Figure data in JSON
>> begin

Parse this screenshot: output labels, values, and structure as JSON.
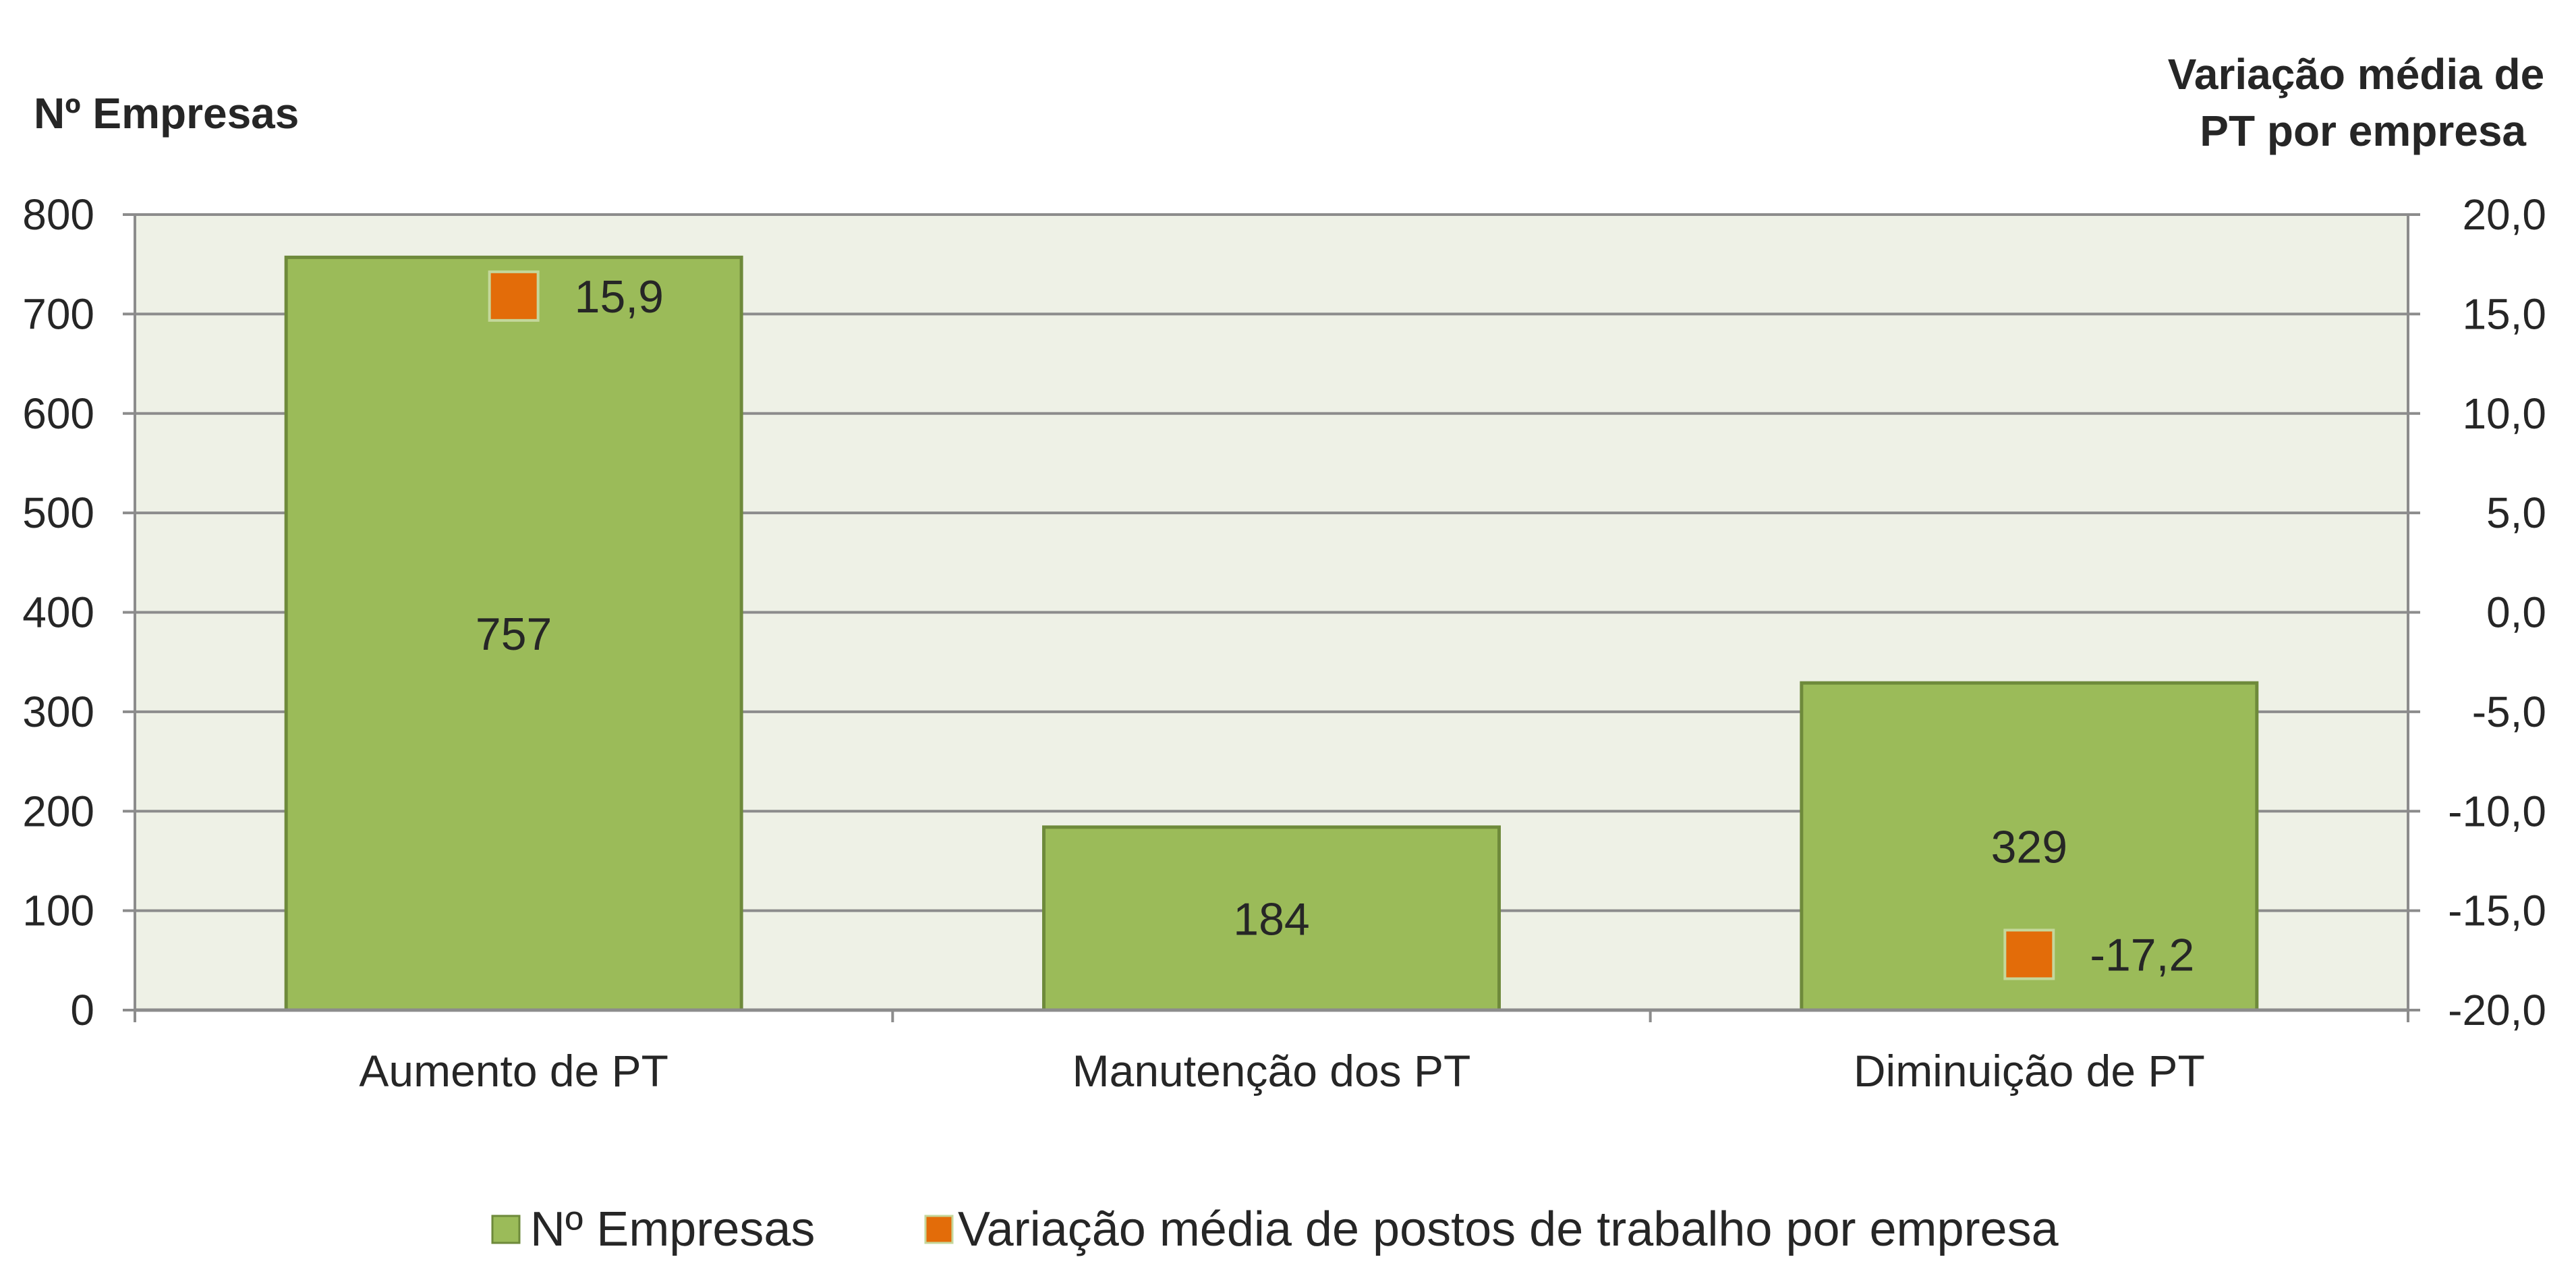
{
  "chart_data": {
    "type": "bar",
    "categories": [
      "Aumento de PT",
      "Manutenção dos PT",
      "Diminuição de PT"
    ],
    "series": [
      {
        "name": "Nº Empresas",
        "type": "bar",
        "axis": "left",
        "values": [
          757,
          184,
          329
        ],
        "color": "#9bbb59"
      },
      {
        "name": "Variação média de postos de trabalho por empresa",
        "type": "scatter",
        "axis": "right",
        "values": [
          15.9,
          null,
          -17.2
        ],
        "labels": [
          "15,9",
          "",
          "-17,2"
        ],
        "color": "#e36c09"
      }
    ],
    "bar_labels": [
      "757",
      "184",
      "329"
    ],
    "y_left": {
      "title": "Nº Empresas",
      "ylim": [
        0,
        800
      ],
      "ticks": [
        "0",
        "100",
        "200",
        "300",
        "400",
        "500",
        "600",
        "700",
        "800"
      ]
    },
    "y_right": {
      "title_lines": [
        "Variação média de",
        "PT por empresa"
      ],
      "ylim": [
        -20,
        20
      ],
      "ticks": [
        "-20,0",
        "-15,0",
        "-10,0",
        "-5,0",
        "0,0",
        "5,0",
        "10,0",
        "15,0",
        "20,0"
      ]
    },
    "grid": true,
    "legend_position": "bottom",
    "colors": {
      "plot_background": "#eef1e6",
      "gridline": "#8c8c8c",
      "bar_fill": "#9bbb59",
      "bar_border": "#6e8a3b",
      "marker_fill": "#e36c09",
      "marker_border": "#c4d79b"
    }
  }
}
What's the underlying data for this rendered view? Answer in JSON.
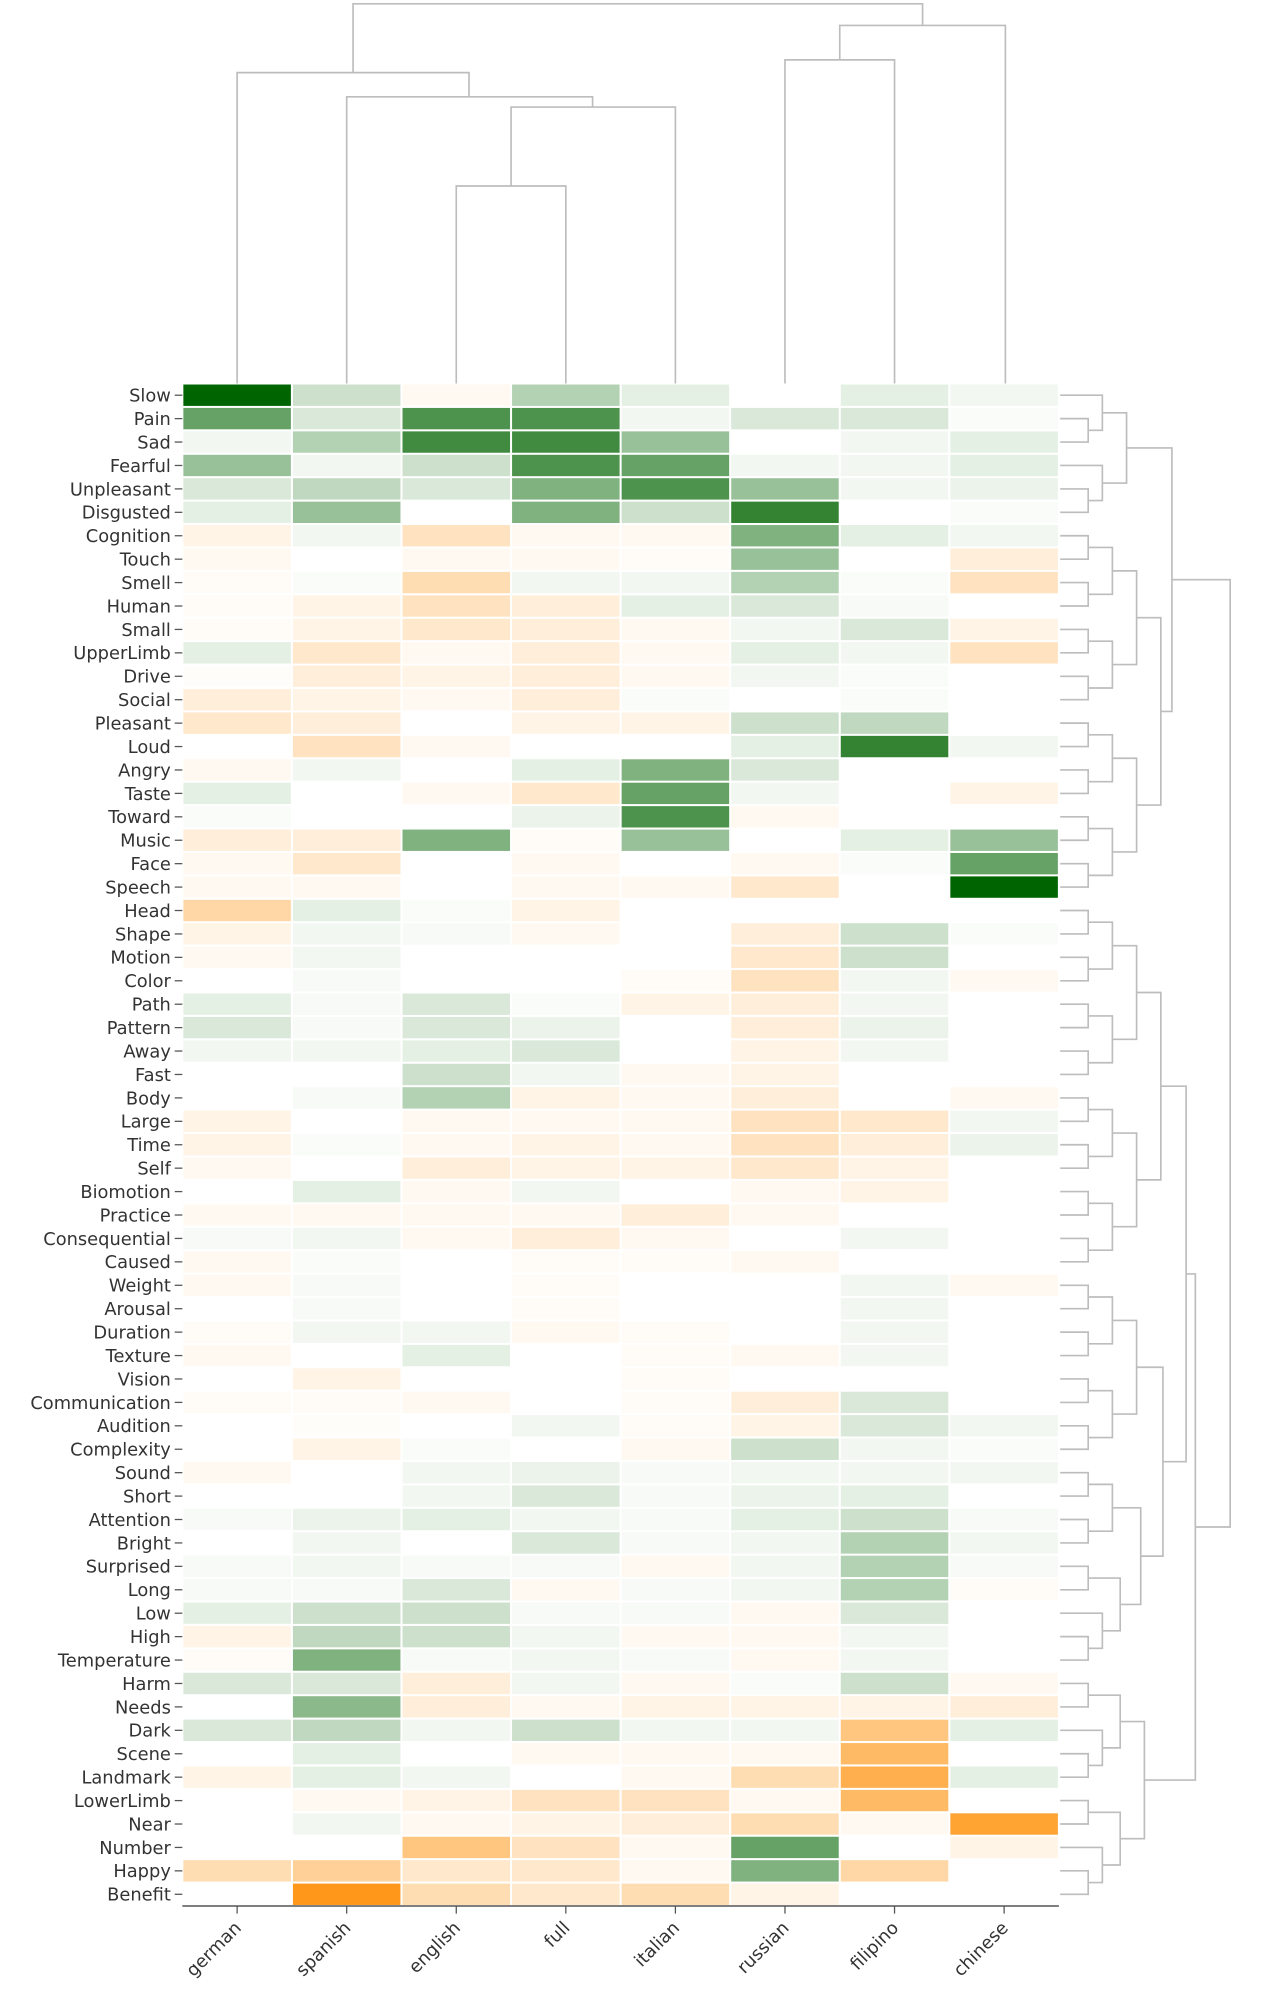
{
  "chart_data": {
    "type": "heatmap",
    "columns": [
      "german",
      "spanish",
      "english",
      "full",
      "italian",
      "russian",
      "filipino",
      "chinese"
    ],
    "rows": [
      "Slow",
      "Pain",
      "Sad",
      "Fearful",
      "Unpleasant",
      "Disgusted",
      "Cognition",
      "Touch",
      "Smell",
      "Human",
      "Small",
      "UpperLimb",
      "Drive",
      "Social",
      "Pleasant",
      "Loud",
      "Angry",
      "Taste",
      "Toward",
      "Music",
      "Face",
      "Speech",
      "Head",
      "Shape",
      "Motion",
      "Color",
      "Path",
      "Pattern",
      "Away",
      "Fast",
      "Body",
      "Large",
      "Time",
      "Self",
      "Biomotion",
      "Practice",
      "Consequential",
      "Caused",
      "Weight",
      "Arousal",
      "Duration",
      "Texture",
      "Vision",
      "Communication",
      "Audition",
      "Complexity",
      "Sound",
      "Short",
      "Attention",
      "Bright",
      "Surprised",
      "Long",
      "Low",
      "High",
      "Temperature",
      "Harm",
      "Needs",
      "Dark",
      "Scene",
      "Landmark",
      "LowerLimb",
      "Near",
      "Number",
      "Happy",
      "Benefit"
    ],
    "values": [
      [
        1.0,
        0.2,
        -0.05,
        0.3,
        0.1,
        0,
        0.1,
        0.05
      ],
      [
        0.6,
        0.15,
        0.7,
        0.7,
        0.05,
        0.15,
        0.15,
        0.02
      ],
      [
        0.05,
        0.3,
        0.75,
        0.75,
        0.4,
        0,
        0.05,
        0.1
      ],
      [
        0.4,
        0.05,
        0.2,
        0.7,
        0.6,
        0.05,
        0.05,
        0.1
      ],
      [
        0.15,
        0.25,
        0.15,
        0.5,
        0.7,
        0.4,
        0.05,
        0.08
      ],
      [
        0.1,
        0.4,
        0,
        0.5,
        0.2,
        0.8,
        0,
        0.02
      ],
      [
        -0.1,
        0.05,
        -0.25,
        -0.05,
        -0.05,
        0.5,
        0.1,
        0.05
      ],
      [
        -0.05,
        0,
        -0.05,
        -0.05,
        -0.03,
        0.4,
        0,
        -0.15
      ],
      [
        -0.03,
        0.02,
        -0.3,
        0.05,
        0.05,
        0.3,
        0.02,
        -0.25
      ],
      [
        -0.03,
        -0.1,
        -0.25,
        -0.15,
        0.1,
        0.15,
        0.03,
        0
      ],
      [
        -0.03,
        -0.1,
        -0.2,
        -0.15,
        -0.05,
        0.05,
        0.15,
        -0.1
      ],
      [
        0.1,
        -0.2,
        -0.05,
        -0.15,
        -0.05,
        0.1,
        0.05,
        -0.25
      ],
      [
        -0.02,
        -0.15,
        -0.1,
        -0.15,
        -0.05,
        0.05,
        0.02,
        0
      ],
      [
        -0.15,
        -0.1,
        -0.05,
        -0.15,
        0.02,
        0,
        0.02,
        0
      ],
      [
        -0.2,
        -0.15,
        0,
        -0.1,
        -0.1,
        0.2,
        0.25,
        0
      ],
      [
        0,
        -0.25,
        -0.05,
        0,
        0,
        0.1,
        0.8,
        0.05
      ],
      [
        -0.05,
        0.05,
        0,
        0.1,
        0.5,
        0.15,
        0,
        0
      ],
      [
        0.1,
        0,
        -0.05,
        -0.2,
        0.6,
        0.05,
        0,
        -0.1
      ],
      [
        0.02,
        0,
        0,
        0.08,
        0.7,
        -0.05,
        0,
        0
      ],
      [
        -0.15,
        -0.15,
        0.5,
        -0.03,
        0.4,
        0,
        0.1,
        0.4
      ],
      [
        -0.05,
        -0.2,
        0,
        -0.05,
        0,
        -0.05,
        0.02,
        0.6
      ],
      [
        -0.05,
        -0.05,
        0,
        -0.05,
        -0.05,
        -0.2,
        0,
        1.0
      ],
      [
        -0.35,
        0.1,
        0.02,
        -0.1,
        0,
        0,
        0,
        0
      ],
      [
        -0.1,
        0.05,
        0.03,
        -0.05,
        0,
        -0.15,
        0.2,
        0.02
      ],
      [
        -0.05,
        0.05,
        0,
        0,
        0,
        -0.2,
        0.2,
        0
      ],
      [
        0,
        0.03,
        0,
        0,
        -0.03,
        -0.25,
        0.05,
        -0.05
      ],
      [
        0.1,
        0.03,
        0.15,
        0.02,
        -0.1,
        -0.15,
        0.05,
        0
      ],
      [
        0.15,
        0.03,
        0.15,
        0.08,
        0,
        -0.15,
        0.08,
        0
      ],
      [
        0.05,
        0.05,
        0.1,
        0.15,
        0,
        -0.1,
        0.05,
        0
      ],
      [
        0,
        0,
        0.2,
        0.05,
        -0.05,
        -0.1,
        0,
        0
      ],
      [
        0,
        0.03,
        0.3,
        -0.1,
        -0.05,
        -0.15,
        0,
        -0.05
      ],
      [
        -0.1,
        0,
        -0.05,
        -0.05,
        -0.05,
        -0.25,
        -0.2,
        0.05
      ],
      [
        -0.1,
        0.02,
        -0.05,
        -0.1,
        -0.05,
        -0.25,
        -0.15,
        0.08
      ],
      [
        -0.05,
        0,
        -0.15,
        -0.1,
        -0.1,
        -0.2,
        -0.1,
        0
      ],
      [
        0,
        0.1,
        -0.05,
        0.05,
        0,
        -0.05,
        -0.1,
        0
      ],
      [
        -0.05,
        -0.05,
        -0.05,
        -0.05,
        -0.15,
        -0.05,
        0,
        0
      ],
      [
        0.03,
        0.05,
        -0.05,
        -0.15,
        -0.05,
        0,
        0.05,
        0
      ],
      [
        -0.05,
        0.02,
        0,
        -0.03,
        -0.03,
        -0.05,
        0,
        0
      ],
      [
        -0.05,
        0.03,
        0,
        -0.03,
        0,
        0,
        0.05,
        -0.05
      ],
      [
        0,
        0.03,
        0,
        -0.03,
        0,
        0,
        0.05,
        0
      ],
      [
        -0.03,
        0.05,
        0.05,
        -0.05,
        -0.03,
        0,
        0.05,
        0
      ],
      [
        -0.05,
        0,
        0.1,
        0,
        -0.03,
        -0.05,
        0.05,
        0
      ],
      [
        0,
        -0.1,
        0,
        0,
        -0.03,
        0,
        0,
        0
      ],
      [
        -0.03,
        -0.03,
        -0.05,
        0,
        -0.03,
        -0.15,
        0.15,
        0
      ],
      [
        0,
        -0.02,
        0,
        0.05,
        -0.03,
        -0.1,
        0.15,
        0.05
      ],
      [
        0,
        -0.1,
        0.02,
        0,
        -0.05,
        0.2,
        0.05,
        0.02
      ],
      [
        -0.05,
        0,
        0.05,
        0.08,
        0.03,
        0.05,
        0.05,
        0.05
      ],
      [
        0,
        0,
        0.05,
        0.15,
        0.03,
        0.08,
        0.1,
        0
      ],
      [
        0.03,
        0.08,
        0.1,
        0.05,
        0.03,
        0.1,
        0.2,
        0.03
      ],
      [
        0,
        0.05,
        0,
        0.15,
        0.03,
        0.05,
        0.3,
        0.05
      ],
      [
        0.03,
        0.05,
        0.03,
        0.03,
        -0.05,
        0.05,
        0.3,
        0.03
      ],
      [
        0.03,
        0.03,
        0.15,
        -0.05,
        0.03,
        0.05,
        0.3,
        -0.03
      ],
      [
        0.1,
        0.2,
        0.2,
        0.03,
        0.03,
        -0.05,
        0.15,
        0
      ],
      [
        -0.1,
        0.25,
        0.2,
        0.05,
        -0.05,
        -0.05,
        0.05,
        0
      ],
      [
        -0.03,
        0.5,
        0.03,
        0.05,
        0.03,
        -0.05,
        0.05,
        0
      ],
      [
        0.15,
        0.15,
        -0.15,
        0.05,
        -0.05,
        0.02,
        0.2,
        -0.05
      ],
      [
        0,
        0.45,
        -0.15,
        -0.05,
        -0.1,
        -0.1,
        -0.1,
        -0.15
      ],
      [
        0.15,
        0.25,
        0.05,
        0.2,
        0.05,
        0.05,
        -0.5,
        0.1
      ],
      [
        0,
        0.1,
        0,
        -0.05,
        -0.05,
        -0.05,
        -0.6,
        0
      ],
      [
        -0.1,
        0.1,
        0.05,
        0,
        -0.05,
        -0.3,
        -0.7,
        0.1
      ],
      [
        0,
        -0.05,
        -0.1,
        -0.25,
        -0.25,
        -0.05,
        -0.6,
        0
      ],
      [
        0,
        0.05,
        -0.05,
        -0.1,
        -0.15,
        -0.3,
        -0.05,
        -0.8
      ],
      [
        0,
        0,
        -0.5,
        -0.25,
        -0.05,
        0.6,
        0,
        -0.1
      ],
      [
        -0.3,
        -0.4,
        -0.2,
        -0.2,
        -0.05,
        0.5,
        -0.35,
        0
      ],
      [
        0,
        -0.9,
        -0.3,
        -0.2,
        -0.3,
        -0.1,
        0,
        0
      ]
    ],
    "vlim": [
      -1,
      1
    ],
    "cmap": [
      "#ff8c00",
      "#ffffff",
      "#006400"
    ]
  }
}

>> end

» Task statement
From the entries above, pull out each line that includes "Variação".

» Written response
        "name": "Variação média de postos de trabalho por empresa",
        "Variação média de",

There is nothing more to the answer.